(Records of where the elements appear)
[start]
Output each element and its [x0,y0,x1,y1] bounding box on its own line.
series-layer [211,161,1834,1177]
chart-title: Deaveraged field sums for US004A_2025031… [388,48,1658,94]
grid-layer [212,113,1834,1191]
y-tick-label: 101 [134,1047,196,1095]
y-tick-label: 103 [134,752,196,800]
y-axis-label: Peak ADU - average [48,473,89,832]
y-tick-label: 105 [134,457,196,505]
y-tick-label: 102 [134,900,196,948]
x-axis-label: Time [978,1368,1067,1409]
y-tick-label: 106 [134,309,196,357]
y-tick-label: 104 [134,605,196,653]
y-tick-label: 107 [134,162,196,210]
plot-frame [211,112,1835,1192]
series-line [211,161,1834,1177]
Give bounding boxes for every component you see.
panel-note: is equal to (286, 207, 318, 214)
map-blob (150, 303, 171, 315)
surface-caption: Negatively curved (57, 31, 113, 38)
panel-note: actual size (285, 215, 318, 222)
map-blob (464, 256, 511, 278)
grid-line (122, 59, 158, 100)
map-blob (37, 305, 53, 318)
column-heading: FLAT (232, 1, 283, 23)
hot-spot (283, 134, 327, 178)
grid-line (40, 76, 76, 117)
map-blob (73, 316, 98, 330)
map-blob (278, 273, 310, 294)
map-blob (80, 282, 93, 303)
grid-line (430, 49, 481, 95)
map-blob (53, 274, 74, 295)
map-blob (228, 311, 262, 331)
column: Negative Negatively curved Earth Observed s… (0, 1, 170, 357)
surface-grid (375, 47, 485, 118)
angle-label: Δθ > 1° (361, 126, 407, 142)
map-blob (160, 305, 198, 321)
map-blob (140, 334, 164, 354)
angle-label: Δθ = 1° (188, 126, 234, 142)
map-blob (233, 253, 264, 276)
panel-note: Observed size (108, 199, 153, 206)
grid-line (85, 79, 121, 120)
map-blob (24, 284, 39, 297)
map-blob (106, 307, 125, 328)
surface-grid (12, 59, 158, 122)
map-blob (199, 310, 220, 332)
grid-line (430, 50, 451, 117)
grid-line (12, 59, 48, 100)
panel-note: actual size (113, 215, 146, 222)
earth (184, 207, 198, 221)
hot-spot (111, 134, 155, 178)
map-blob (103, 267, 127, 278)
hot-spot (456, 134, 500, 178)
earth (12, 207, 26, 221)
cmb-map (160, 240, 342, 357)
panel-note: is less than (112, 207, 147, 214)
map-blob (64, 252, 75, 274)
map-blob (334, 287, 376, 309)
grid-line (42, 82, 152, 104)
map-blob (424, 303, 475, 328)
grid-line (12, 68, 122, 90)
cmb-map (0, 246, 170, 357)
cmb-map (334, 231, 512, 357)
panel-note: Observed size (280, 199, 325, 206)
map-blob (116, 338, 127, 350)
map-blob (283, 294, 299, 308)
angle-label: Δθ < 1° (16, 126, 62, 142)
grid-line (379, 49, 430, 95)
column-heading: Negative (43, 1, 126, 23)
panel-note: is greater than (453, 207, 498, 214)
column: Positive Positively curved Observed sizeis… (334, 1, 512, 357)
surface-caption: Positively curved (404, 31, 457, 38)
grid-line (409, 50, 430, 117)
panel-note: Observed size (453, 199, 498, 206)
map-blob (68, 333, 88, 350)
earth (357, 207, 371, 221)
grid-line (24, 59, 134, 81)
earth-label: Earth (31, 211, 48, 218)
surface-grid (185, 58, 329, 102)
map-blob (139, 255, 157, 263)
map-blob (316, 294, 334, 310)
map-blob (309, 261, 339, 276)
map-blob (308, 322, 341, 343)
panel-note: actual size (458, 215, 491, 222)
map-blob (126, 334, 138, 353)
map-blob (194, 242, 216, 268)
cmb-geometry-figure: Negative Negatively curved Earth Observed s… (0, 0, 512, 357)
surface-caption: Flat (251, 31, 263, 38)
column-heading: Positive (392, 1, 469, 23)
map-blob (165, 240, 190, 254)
[end]
## Instruction
How many lines in the entries above include the string "Negatively"? Reply with only the number.

## Solution for this task
3